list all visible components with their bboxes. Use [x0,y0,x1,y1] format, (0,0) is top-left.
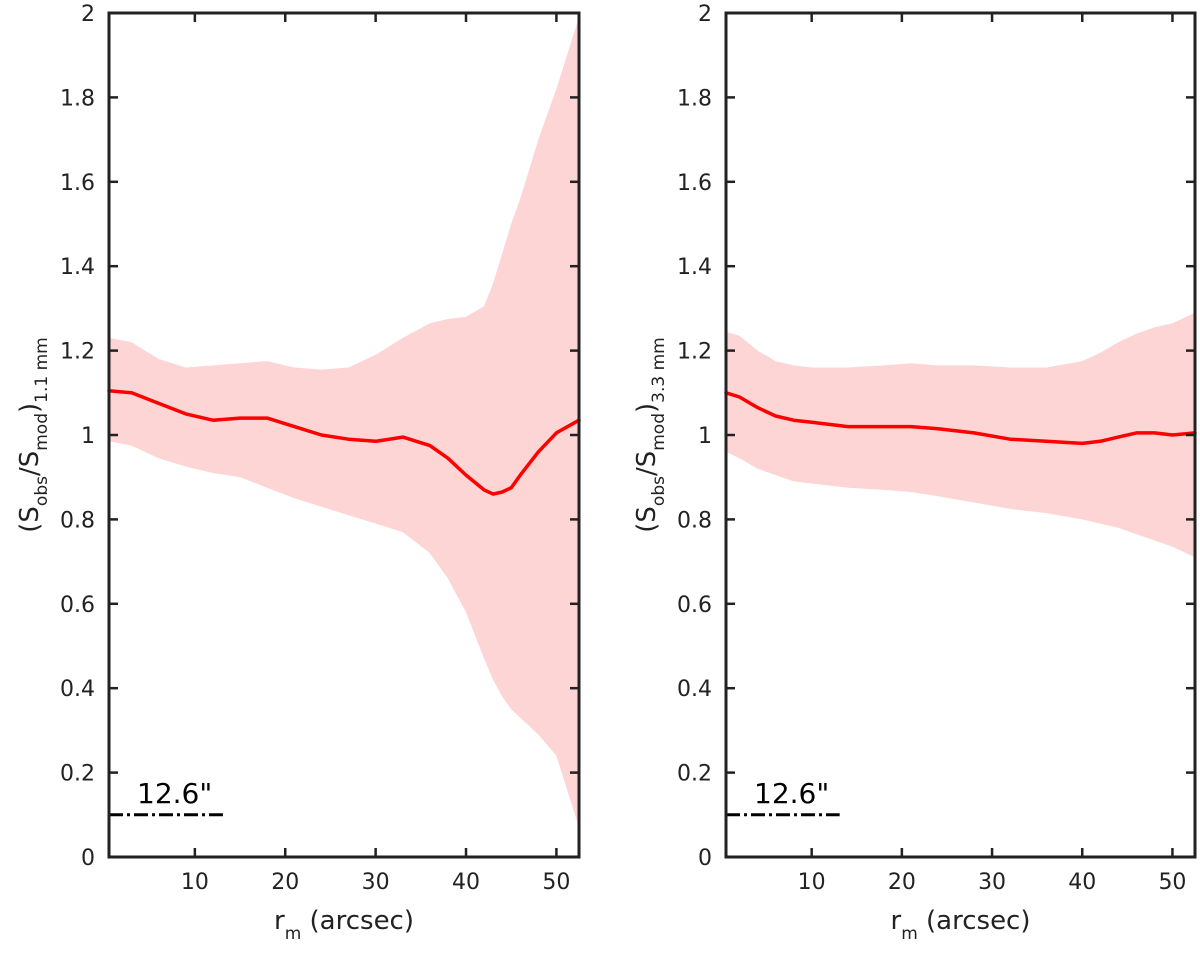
y-tick-label: 1.6 [60,171,95,196]
y-tick-label: 2 [698,2,712,27]
panel-2: 12.6" 0 0.2 0.4 0.6 0.8 1 1.2 1.4 1.6 1.8 2 10 20 30 40… [632,2,1197,944]
y-tick-label: 0.6 [677,593,712,618]
y-axis-label-sub-mod: mod [32,413,52,451]
y-axis-label-close: ) [15,403,45,413]
x-axis-label-main: r [274,906,285,936]
x-axis-label-main: r [891,906,902,936]
y-axis-label-open: (S [15,506,45,533]
x-axis-label-rest: (arcsec) [301,906,414,936]
y-tick-label: 1.2 [677,340,712,365]
y-tick-label: 1.2 [60,340,95,365]
panel-1: 12.6" 0 0.2 0.4 0.6 0.8 1 1.2 1.4 1.6 1.8 2 10 20 30 40… [15,2,581,944]
x-axis-label-sub: m [901,924,918,944]
x-tick-label: 30 [978,870,1006,895]
y-axis-label-close: ) [632,403,662,413]
y-axis-label-band: 3.3 mm [649,337,669,403]
x-tick-label: 50 [542,870,570,895]
uncertainty-band [726,312,1195,558]
y-tick-label: 0.2 [60,762,95,787]
y-axis-label: (Sobs/Smod)1.1 mm [15,337,52,532]
y-tick-label: 1.8 [60,86,95,111]
x-tick-label: 10 [181,870,209,895]
y-tick-label: 0.4 [60,677,95,702]
y-tick-label: 0.8 [677,508,712,533]
y-tick-label: 1.4 [60,255,95,280]
x-axis-label: rm (arcsec) [891,906,1031,944]
x-tick-label: 10 [798,870,826,895]
y-tick-label: 1.8 [677,86,712,111]
y-tick-label: 0.6 [60,593,95,618]
y-axis-label: (Sobs/Smod)3.3 mm [632,337,669,532]
scale-bar-label: 12.6" [754,777,829,810]
y-axis-label-sub-obs: obs [649,476,669,506]
y-axis-label-sub-obs: obs [32,476,52,506]
series-line-ratio [107,388,581,496]
y-tick-label: 1.4 [677,255,712,280]
y-tick-label: 0 [698,846,712,871]
y-tick-label: 0.8 [60,508,95,533]
y-tick-label: 1 [698,424,712,449]
x-axis-label-rest: (arcsec) [918,906,1031,936]
x-tick-label: 40 [1068,870,1096,895]
series-line-ratio [724,391,1197,446]
x-tick-label: 40 [452,870,480,895]
x-tick-label: 20 [271,870,299,895]
y-tick-label: 0.2 [677,762,712,787]
y-tick-label: 1.6 [677,171,712,196]
y-axis-label-sub-mod: mod [649,413,669,451]
y-axis-label-slash: /S [632,451,662,476]
x-axis-label-sub: m [285,924,302,944]
scale-bar-label: 12.6" [137,777,212,810]
y-tick-label: 2 [81,2,95,27]
y-tick-label: 0.4 [677,677,712,702]
x-tick-label: 30 [362,870,390,895]
y-tick-label: 1 [81,424,95,449]
y-axis-label-band: 1.1 mm [32,337,52,403]
x-tick-label: 20 [888,870,916,895]
x-tick-label: 50 [1158,870,1186,895]
y-axis-label-open: (S [632,506,662,533]
y-axis-label-slash: /S [15,451,45,476]
uncertainty-band [109,17,579,828]
y-tick-label: 0 [81,846,95,871]
x-axis-label: rm (arcsec) [274,906,414,944]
☆ ☆ ☆
Reproduce all of the items above word for word, leaving out the pictures.

> **Solution below**
list all visible components with their bboxes. Use [x0,y0,x1,y1] format, (0,0) is top-left.
y-tick-label: 1.6 [60,171,95,196]
y-tick-label: 2 [698,2,712,27]
panel-2: 12.6" 0 0.2 0.4 0.6 0.8 1 1.2 1.4 1.6 1.8 2 10 20 30 40… [632,2,1197,944]
y-tick-label: 0.6 [677,593,712,618]
y-axis-label-sub-mod: mod [32,413,52,451]
y-axis-label-close: ) [15,403,45,413]
x-axis-label-main: r [274,906,285,936]
x-axis-label-main: r [891,906,902,936]
y-axis-label-open: (S [15,506,45,533]
x-axis-label-rest: (arcsec) [301,906,414,936]
y-tick-label: 1.2 [677,340,712,365]
y-tick-label: 1.2 [60,340,95,365]
panel-1: 12.6" 0 0.2 0.4 0.6 0.8 1 1.2 1.4 1.6 1.8 2 10 20 30 40… [15,2,581,944]
x-axis-label-sub: m [901,924,918,944]
x-tick-label: 30 [978,870,1006,895]
y-axis-label-close: ) [632,403,662,413]
y-axis-label-band: 3.3 mm [649,337,669,403]
x-tick-label: 50 [542,870,570,895]
uncertainty-band [726,312,1195,558]
y-tick-label: 0.2 [60,762,95,787]
y-axis-label: (Sobs/Smod)1.1 mm [15,337,52,532]
y-tick-label: 1.8 [60,86,95,111]
x-tick-label: 10 [181,870,209,895]
y-tick-label: 0.4 [60,677,95,702]
y-tick-label: 0.8 [677,508,712,533]
y-tick-label: 1.4 [60,255,95,280]
x-axis-label: rm (arcsec) [891,906,1031,944]
x-tick-label: 10 [798,870,826,895]
y-tick-label: 1.8 [677,86,712,111]
y-tick-label: 0.6 [60,593,95,618]
y-axis-label: (Sobs/Smod)3.3 mm [632,337,669,532]
scale-bar-label: 12.6" [754,777,829,810]
y-axis-label-sub-obs: obs [649,476,669,506]
y-axis-label-sub-obs: obs [32,476,52,506]
series-line-ratio [107,388,581,496]
y-tick-label: 1.4 [677,255,712,280]
y-tick-label: 0 [698,846,712,871]
y-tick-label: 0.8 [60,508,95,533]
y-tick-label: 1 [698,424,712,449]
x-axis-label-rest: (arcsec) [918,906,1031,936]
x-tick-label: 40 [1068,870,1096,895]
series-line-ratio [724,391,1197,446]
x-tick-label: 40 [452,870,480,895]
x-tick-label: 20 [271,870,299,895]
y-tick-label: 0.2 [677,762,712,787]
y-tick-label: 1.6 [677,171,712,196]
y-axis-label-sub-mod: mod [649,413,669,451]
y-axis-label-slash: /S [632,451,662,476]
x-axis-label-sub: m [285,924,302,944]
scale-bar-label: 12.6" [137,777,212,810]
y-tick-label: 2 [81,2,95,27]
y-tick-label: 0.4 [677,677,712,702]
x-tick-label: 30 [362,870,390,895]
y-tick-label: 1 [81,424,95,449]
y-axis-label-band: 1.1 mm [32,337,52,403]
x-tick-label: 20 [888,870,916,895]
x-tick-label: 50 [1158,870,1186,895]
y-axis-label-open: (S [632,506,662,533]
y-axis-label-slash: /S [15,451,45,476]
uncertainty-band [109,17,579,828]
y-tick-label: 0 [81,846,95,871]
x-axis-label: rm (arcsec) [274,906,414,944]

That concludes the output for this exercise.